EXERCISE DETAILS: Below are some records; reproduce every one of them exactly.

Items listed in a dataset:
------------------------------------
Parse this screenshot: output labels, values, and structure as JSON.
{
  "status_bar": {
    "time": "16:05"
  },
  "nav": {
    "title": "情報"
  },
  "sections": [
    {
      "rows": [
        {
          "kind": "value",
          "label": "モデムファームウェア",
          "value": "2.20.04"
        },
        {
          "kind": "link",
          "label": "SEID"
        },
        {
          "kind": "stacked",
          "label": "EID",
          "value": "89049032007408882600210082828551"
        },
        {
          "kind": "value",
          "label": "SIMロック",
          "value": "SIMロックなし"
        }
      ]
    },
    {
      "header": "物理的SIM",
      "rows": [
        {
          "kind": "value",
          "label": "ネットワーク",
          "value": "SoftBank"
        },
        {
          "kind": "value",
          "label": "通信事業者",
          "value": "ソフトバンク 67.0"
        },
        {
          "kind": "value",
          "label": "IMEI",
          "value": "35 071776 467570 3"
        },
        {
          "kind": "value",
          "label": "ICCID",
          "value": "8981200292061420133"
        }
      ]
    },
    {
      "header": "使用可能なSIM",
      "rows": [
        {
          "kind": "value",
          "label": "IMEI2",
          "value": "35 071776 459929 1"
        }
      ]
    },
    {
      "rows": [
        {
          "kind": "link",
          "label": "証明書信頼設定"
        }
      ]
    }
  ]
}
------------------------------------
TASK OUTPUT:
Parse this screenshot: output labels, values, and structure as JSON.
{
  "status_bar": {
    "time": "16:05"
  },
  "nav": {
    "title": "情報"
  },
  "sections": [
    {
      "rows": [
        {
          "kind": "value",
          "label": "モデムファームウェア",
          "value": "2.20.04"
        },
        {
          "kind": "link",
          "label": "SEID"
        },
        {
          "kind": "stacked",
          "label": "EID",
          "value": "89049032007408882600210082828551"
        },
        {
          "kind": "value",
          "label": "SIMロック",
          "value": "SIMロックなし"
        }
      ]
    },
    {
      "header": "物理的SIM",
      "rows": [
        {
          "kind": "value",
          "label": "ネットワーク",
          "value": "SoftBank"
        },
        {
          "kind": "value",
          "label": "通信事業者",
          "value": "ソフトバンク 67.0"
        },
        {
          "kind": "value",
          "label": "IMEI",
          "value": "35 071776 467570 3"
        },
        {
          "kind": "value",
          "label": "ICCID",
          "value": "8981200292061420133"
        }
      ]
    },
    {
      "header": "使用可能なSIM",
      "rows": [
        {
          "kind": "value",
          "label": "IMEI2",
          "value": "35 071776 459929 1"
        }
      ]
    },
    {
      "rows": [
        {
          "kind": "link",
          "label": "証明書信頼設定"
        }
      ]
    }
  ]
}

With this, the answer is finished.